## BEGIN Task material

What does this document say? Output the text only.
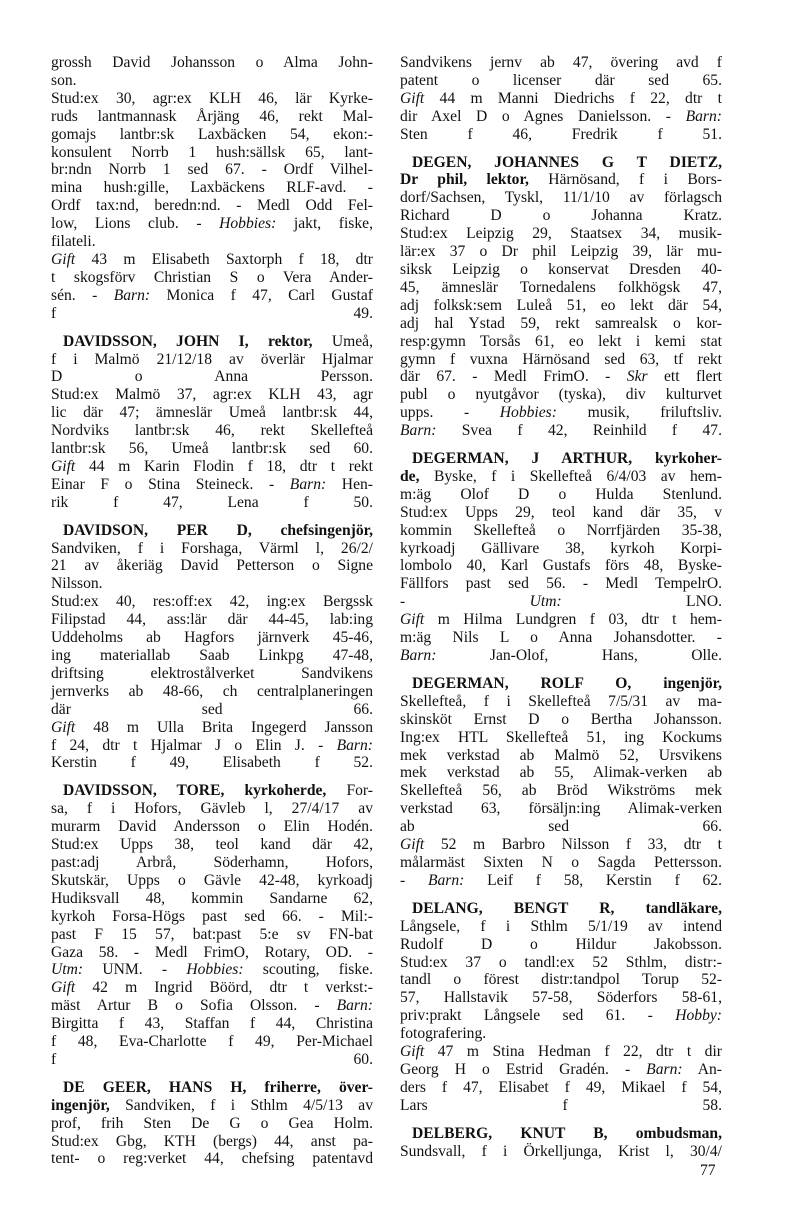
grossh David Johansson o Alma John-
son.
Stud:ex 30, agr:ex KLH 46, lär Kyrke-
ruds lantmannask Årjäng 46, rekt Mal-
gomajs lantbr:sk Laxbäcken 54, ekon:-
konsulent Norrb 1 hush:sällsk 65, lant-
br:ndn Norrb 1 sed 67. - Ordf Vilhel-
mina hush:gille, Laxbäckens RLF-avd. -
Ordf tax:nd, beredn:nd. - Medl Odd Fel-
low, Lions club. - Hobbies: jakt, fiske,
filateli.
Gift 43 m Elisabeth Saxtorph f 18, dtr
t skogsförv Christian S o Vera Ander-
sén. - Barn: Monica f 47, Carl Gustaf
f 49.
DAVIDSSON, JOHN I, rektor, Umeå,
f i Malmö 21/12/18 av överlär Hjalmar
D o Anna Persson.
Stud:ex Malmö 37, agr:ex KLH 43, agr
lic där 47; ämneslär Umeå lantbr:sk 44,
Nordviks lantbr:sk 46, rekt Skellefteå
lantbr:sk 56, Umeå lantbr:sk sed 60.
Gift 44 m Karin Flodin f 18, dtr t rekt
Einar F o Stina Steineck. - Barn: Hen-
rik f 47, Lena f 50.
DAVIDSON, PER D, chefsingenjör,
Sandviken, f i Forshaga, Värml l, 26/2/
21 av åkeriäg David Petterson o Signe
Nilsson.
Stud:ex 40, res:off:ex 42, ing:ex Bergssk
Filipstad 44, ass:lär där 44-45, lab:ing
Uddeholms ab Hagfors järnverk 45-46,
ing materiallab Saab Linkpg 47-48,
driftsing elektrostålverket Sandvikens
jernverks ab 48-66, ch centralplaneringen
där sed 66.
Gift 48 m Ulla Brita Ingegerd Jansson
f 24, dtr t Hjalmar J o Elin J. - Barn:
Kerstin f 49, Elisabeth f 52.
DAVIDSSON, TORE, kyrkoherde, For-
sa, f i Hofors, Gävleb l, 27/4/17 av
murarm David Andersson o Elin Hodén.
Stud:ex Upps 38, teol kand där 42,
past:adj Arbrå, Söderhamn, Hofors,
Skutskär, Upps o Gävle 42-48, kyrkoadj
Hudiksvall 48, kommin Sandarne 62,
kyrkoh Forsa-Högs past sed 66. - Mil:-
past F 15 57, bat:past 5:e sv FN-bat
Gaza 58. - Medl FrimO, Rotary, OD. -
Utm: UNM. - Hobbies: scouting, fiske.
Gift 42 m Ingrid Böörd, dtr t verkst:-
mäst Artur B o Sofia Olsson. - Barn:
Birgitta f 43, Staffan f 44, Christina
f 48, Eva-Charlotte f 49, Per-Michael
f 60.
DE GEER, HANS H, friherre, över-
ingenjör, Sandviken, f i Sthlm 4/5/13 av
prof, frih Sten De G o Gea Holm.
Stud:ex Gbg, KTH (bergs) 44, anst pa-
tent- o reg:verket 44, chefsing patentavd
Sandvikens jernv ab 47, övering avd f
patent o licenser där sed 65.
Gift 44 m Manni Diedrichs f 22, dtr t
dir Axel D o Agnes Danielsson. - Barn:
Sten f 46, Fredrik f 51.
DEGEN, JOHANNES G T DIETZ,
Dr phil, lektor, Härnösand, f i Bors-
dorf/Sachsen, Tyskl, 11/1/10 av förlagsch
Richard D o Johanna Kratz.
Stud:ex Leipzig 29, Staatsex 34, musik-
lär:ex 37 o Dr phil Leipzig 39, lär mu-
siksk Leipzig o konservat Dresden 40-
45, ämneslär Tornedalens folkhögsk 47,
adj folksk:sem Luleå 51, eo lekt där 54,
adj hal Ystad 59, rekt samrealsk o kor-
resp:gymn Torsås 61, eo lekt i kemi stat
gymn f vuxna Härnösand sed 63, tf rekt
där 67. - Medl FrimO. - Skr ett flert
publ o nyutgåvor (tyska), div kulturvet
upps. - Hobbies: musik, friluftsliv.
Barn: Svea f 42, Reinhild f 47.
DEGERMAN, J ARTHUR, kyrkoher-
de, Byske, f i Skellefteå 6/4/03 av hem-
m:äg Olof D o Hulda Stenlund.
Stud:ex Upps 29, teol kand där 35, v
kommin Skellefteå o Norrfjärden 35-38,
kyrkoadj Gällivare 38, kyrkoh Korpi-
lombolo 40, Karl Gustafs förs 48, Byske-
Fällfors past sed 56. - Medl TempelrO.
- Utm: LNO.
Gift m Hilma Lundgren f 03, dtr t hem-
m:äg Nils L o Anna Johansdotter. -
Barn: Jan-Olof, Hans, Olle.
DEGERMAN, ROLF O, ingenjör,
Skellefteå, f i Skellefteå 7/5/31 av ma-
skinsköt Ernst D o Bertha Johansson.
Ing:ex HTL Skellefteå 51, ing Kockums
mek verkstad ab Malmö 52, Ursvikens
mek verkstad ab 55, Alimak-verken ab
Skellefteå 56, ab Bröd Wikströms mek
verkstad 63, försäljn:ing Alimak-verken
ab sed 66.
Gift 52 m Barbro Nilsson f 33, dtr t
målarmäst Sixten N o Sagda Pettersson.
- Barn: Leif f 58, Kerstin f 62.
DELANG, BENGT R, tandläkare,
Långsele, f i Sthlm 5/1/19 av intend
Rudolf D o Hildur Jakobsson.
Stud:ex 37 o tandl:ex 52 Sthlm, distr:-
tandl o förest distr:tandpol Torup 52-
57, Hallstavik 57-58, Söderfors 58-61,
priv:prakt Långsele sed 61. - Hobby:
fotografering.
Gift 47 m Stina Hedman f 22, dtr t dir
Georg H o Estrid Gradén. - Barn: An-
ders f 47, Elisabet f 49, Mikael f 54,
Lars f 58.
DELBERG, KNUT B, ombudsman,
Sundsvall, f i Örkelljunga, Krist l, 30/4/
77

## END Task material

» **Short problem**
Skip the images and write out the rest of the listing exactly.

» **Solution to this task**
What does this document say? Output the text only.
grossh David Johansson o Alma John-
son.
Stud:ex 30, agr:ex KLH 46, lär Kyrke-
ruds lantmannask Årjäng 46, rekt Mal-
gomajs lantbr:sk Laxbäcken 54, ekon:-
konsulent Norrb 1 hush:sällsk 65, lant-
br:ndn Norrb 1 sed 67. - Ordf Vilhel-
mina hush:gille, Laxbäckens RLF-avd. -
Ordf tax:nd, beredn:nd. - Medl Odd Fel-
low, Lions club. - Hobbies: jakt, fiske,
filateli.
Gift 43 m Elisabeth Saxtorph f 18, dtr
t skogsförv Christian S o Vera Ander-
sén. - Barn: Monica f 47, Carl Gustaf
f 49.
DAVIDSSON, JOHN I, rektor, Umeå,
f i Malmö 21/12/18 av överlär Hjalmar
D o Anna Persson.
Stud:ex Malmö 37, agr:ex KLH 43, agr
lic där 47; ämneslär Umeå lantbr:sk 44,
Nordviks lantbr:sk 46, rekt Skellefteå
lantbr:sk 56, Umeå lantbr:sk sed 60.
Gift 44 m Karin Flodin f 18, dtr t rekt
Einar F o Stina Steineck. - Barn: Hen-
rik f 47, Lena f 50.
DAVIDSON, PER D, chefsingenjör,
Sandviken, f i Forshaga, Värml l, 26/2/
21 av åkeriäg David Petterson o Signe
Nilsson.
Stud:ex 40, res:off:ex 42, ing:ex Bergssk
Filipstad 44, ass:lär där 44-45, lab:ing
Uddeholms ab Hagfors järnverk 45-46,
ing materiallab Saab Linkpg 47-48,
driftsing elektrostålverket Sandvikens
jernverks ab 48-66, ch centralplaneringen
där sed 66.
Gift 48 m Ulla Brita Ingegerd Jansson
f 24, dtr t Hjalmar J o Elin J. - Barn:
Kerstin f 49, Elisabeth f 52.
DAVIDSSON, TORE, kyrkoherde, For-
sa, f i Hofors, Gävleb l, 27/4/17 av
murarm David Andersson o Elin Hodén.
Stud:ex Upps 38, teol kand där 42,
past:adj Arbrå, Söderhamn, Hofors,
Skutskär, Upps o Gävle 42-48, kyrkoadj
Hudiksvall 48, kommin Sandarne 62,
kyrkoh Forsa-Högs past sed 66. - Mil:-
past F 15 57, bat:past 5:e sv FN-bat
Gaza 58. - Medl FrimO, Rotary, OD. -
Utm: UNM. - Hobbies: scouting, fiske.
Gift 42 m Ingrid Böörd, dtr t verkst:-
mäst Artur B o Sofia Olsson. - Barn:
Birgitta f 43, Staffan f 44, Christina
f 48, Eva-Charlotte f 49, Per-Michael
f 60.
DE GEER, HANS H, friherre, över-
ingenjör, Sandviken, f i Sthlm 4/5/13 av
prof, frih Sten De G o Gea Holm.
Stud:ex Gbg, KTH (bergs) 44, anst pa-
tent- o reg:verket 44, chefsing patentavd
Sandvikens jernv ab 47, övering avd f
patent o licenser där sed 65.
Gift 44 m Manni Diedrichs f 22, dtr t
dir Axel D o Agnes Danielsson. - Barn:
Sten f 46, Fredrik f 51.
DEGEN, JOHANNES G T DIETZ,
Dr phil, lektor, Härnösand, f i Bors-
dorf/Sachsen, Tyskl, 11/1/10 av förlagsch
Richard D o Johanna Kratz.
Stud:ex Leipzig 29, Staatsex 34, musik-
lär:ex 37 o Dr phil Leipzig 39, lär mu-
siksk Leipzig o konservat Dresden 40-
45, ämneslär Tornedalens folkhögsk 47,
adj folksk:sem Luleå 51, eo lekt där 54,
adj hal Ystad 59, rekt samrealsk o kor-
resp:gymn Torsås 61, eo lekt i kemi stat
gymn f vuxna Härnösand sed 63, tf rekt
där 67. - Medl FrimO. - Skr ett flert
publ o nyutgåvor (tyska), div kulturvet
upps. - Hobbies: musik, friluftsliv.
Barn: Svea f 42, Reinhild f 47.
DEGERMAN, J ARTHUR, kyrkoher-
de, Byske, f i Skellefteå 6/4/03 av hem-
m:äg Olof D o Hulda Stenlund.
Stud:ex Upps 29, teol kand där 35, v
kommin Skellefteå o Norrfjärden 35-38,
kyrkoadj Gällivare 38, kyrkoh Korpi-
lombolo 40, Karl Gustafs förs 48, Byske-
Fällfors past sed 56. - Medl TempelrO.
- Utm: LNO.
Gift m Hilma Lundgren f 03, dtr t hem-
m:äg Nils L o Anna Johansdotter. -
Barn: Jan-Olof, Hans, Olle.
DEGERMAN, ROLF O, ingenjör,
Skellefteå, f i Skellefteå 7/5/31 av ma-
skinsköt Ernst D o Bertha Johansson.
Ing:ex HTL Skellefteå 51, ing Kockums
mek verkstad ab Malmö 52, Ursvikens
mek verkstad ab 55, Alimak-verken ab
Skellefteå 56, ab Bröd Wikströms mek
verkstad 63, försäljn:ing Alimak-verken
ab sed 66.
Gift 52 m Barbro Nilsson f 33, dtr t
målarmäst Sixten N o Sagda Pettersson.
- Barn: Leif f 58, Kerstin f 62.
DELANG, BENGT R, tandläkare,
Långsele, f i Sthlm 5/1/19 av intend
Rudolf D o Hildur Jakobsson.
Stud:ex 37 o tandl:ex 52 Sthlm, distr:-
tandl o förest distr:tandpol Torup 52-
57, Hallstavik 57-58, Söderfors 58-61,
priv:prakt Långsele sed 61. - Hobby:
fotografering.
Gift 47 m Stina Hedman f 22, dtr t dir
Georg H o Estrid Gradén. - Barn: An-
ders f 47, Elisabet f 49, Mikael f 54,
Lars f 58.
DELBERG, KNUT B, ombudsman,
Sundsvall, f i Örkelljunga, Krist l, 30/4/
77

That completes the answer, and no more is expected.